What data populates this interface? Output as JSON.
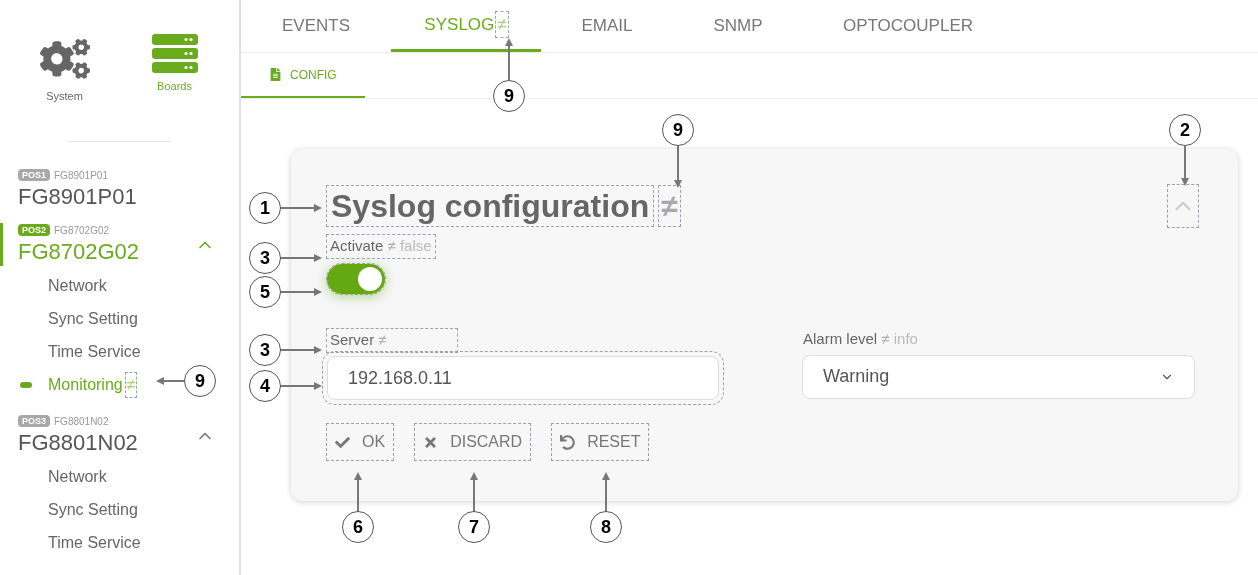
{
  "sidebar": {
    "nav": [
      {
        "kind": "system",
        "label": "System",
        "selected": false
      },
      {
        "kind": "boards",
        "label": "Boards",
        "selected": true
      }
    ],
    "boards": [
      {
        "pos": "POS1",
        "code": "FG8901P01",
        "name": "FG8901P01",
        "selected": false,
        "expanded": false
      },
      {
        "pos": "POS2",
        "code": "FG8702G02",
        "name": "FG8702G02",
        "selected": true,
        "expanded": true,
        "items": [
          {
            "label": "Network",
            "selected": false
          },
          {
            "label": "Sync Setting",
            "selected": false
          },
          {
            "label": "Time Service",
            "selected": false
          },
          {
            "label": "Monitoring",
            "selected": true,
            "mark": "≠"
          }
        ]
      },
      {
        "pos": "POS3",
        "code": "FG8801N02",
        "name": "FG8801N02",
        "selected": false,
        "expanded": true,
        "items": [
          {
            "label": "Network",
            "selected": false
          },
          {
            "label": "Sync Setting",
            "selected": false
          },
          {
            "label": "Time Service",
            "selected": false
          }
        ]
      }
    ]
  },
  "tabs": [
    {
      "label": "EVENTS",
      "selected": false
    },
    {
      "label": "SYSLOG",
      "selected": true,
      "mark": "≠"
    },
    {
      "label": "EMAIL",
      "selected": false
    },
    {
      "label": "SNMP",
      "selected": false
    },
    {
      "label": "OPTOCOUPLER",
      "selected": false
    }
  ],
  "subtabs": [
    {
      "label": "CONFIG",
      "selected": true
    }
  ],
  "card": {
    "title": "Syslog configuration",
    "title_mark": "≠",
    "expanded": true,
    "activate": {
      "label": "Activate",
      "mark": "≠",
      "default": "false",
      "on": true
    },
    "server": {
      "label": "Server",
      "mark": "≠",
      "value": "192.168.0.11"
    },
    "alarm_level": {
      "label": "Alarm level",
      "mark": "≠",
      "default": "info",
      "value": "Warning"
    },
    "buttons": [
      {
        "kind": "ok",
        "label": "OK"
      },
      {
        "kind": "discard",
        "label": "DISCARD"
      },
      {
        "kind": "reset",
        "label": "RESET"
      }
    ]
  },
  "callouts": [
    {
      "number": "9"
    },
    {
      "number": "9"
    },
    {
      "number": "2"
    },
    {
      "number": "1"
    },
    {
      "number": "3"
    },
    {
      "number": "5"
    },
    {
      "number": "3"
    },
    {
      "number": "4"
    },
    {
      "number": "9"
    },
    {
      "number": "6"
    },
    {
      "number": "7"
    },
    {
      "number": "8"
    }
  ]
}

═══

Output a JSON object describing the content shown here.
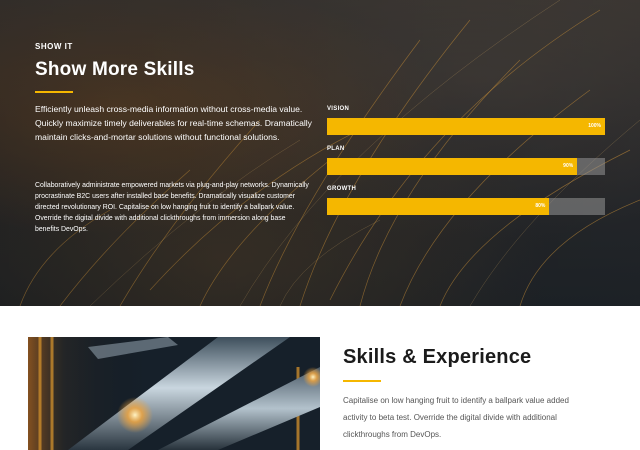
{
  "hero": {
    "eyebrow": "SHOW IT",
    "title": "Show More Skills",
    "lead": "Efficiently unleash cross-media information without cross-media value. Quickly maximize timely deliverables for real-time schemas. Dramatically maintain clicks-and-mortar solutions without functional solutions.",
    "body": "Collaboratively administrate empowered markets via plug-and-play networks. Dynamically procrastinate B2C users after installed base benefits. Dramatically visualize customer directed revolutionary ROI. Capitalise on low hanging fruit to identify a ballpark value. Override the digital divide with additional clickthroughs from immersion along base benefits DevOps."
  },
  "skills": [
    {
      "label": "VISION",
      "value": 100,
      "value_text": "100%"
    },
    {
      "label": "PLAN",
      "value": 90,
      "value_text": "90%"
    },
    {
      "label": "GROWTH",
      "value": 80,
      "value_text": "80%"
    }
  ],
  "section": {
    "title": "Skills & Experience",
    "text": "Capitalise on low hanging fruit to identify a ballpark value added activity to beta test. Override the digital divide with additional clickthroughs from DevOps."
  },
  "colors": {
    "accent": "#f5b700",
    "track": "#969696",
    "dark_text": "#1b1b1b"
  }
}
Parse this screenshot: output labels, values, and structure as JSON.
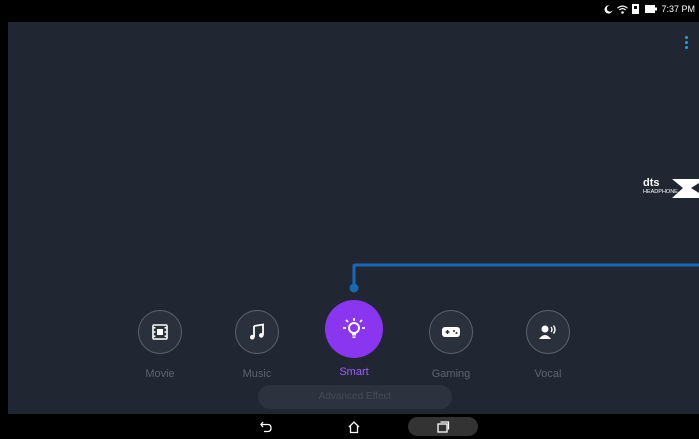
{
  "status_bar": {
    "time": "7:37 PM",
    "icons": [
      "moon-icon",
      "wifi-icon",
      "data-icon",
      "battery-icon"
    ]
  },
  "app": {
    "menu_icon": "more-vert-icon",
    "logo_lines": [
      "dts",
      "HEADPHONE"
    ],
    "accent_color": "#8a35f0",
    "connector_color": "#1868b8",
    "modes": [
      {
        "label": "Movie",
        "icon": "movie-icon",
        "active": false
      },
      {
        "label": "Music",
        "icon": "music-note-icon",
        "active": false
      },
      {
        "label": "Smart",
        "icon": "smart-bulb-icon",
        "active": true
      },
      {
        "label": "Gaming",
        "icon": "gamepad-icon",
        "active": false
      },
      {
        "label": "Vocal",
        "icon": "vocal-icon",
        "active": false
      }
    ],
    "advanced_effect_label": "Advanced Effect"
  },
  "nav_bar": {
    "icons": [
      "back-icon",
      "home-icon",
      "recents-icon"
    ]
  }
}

═══

Find each line holding the string "code" and copy it out.

# RESULT OF THIS TASK:
        "code": "FG8901P01",
        "code": "FG8702G02",
        "code": "FG8801N02",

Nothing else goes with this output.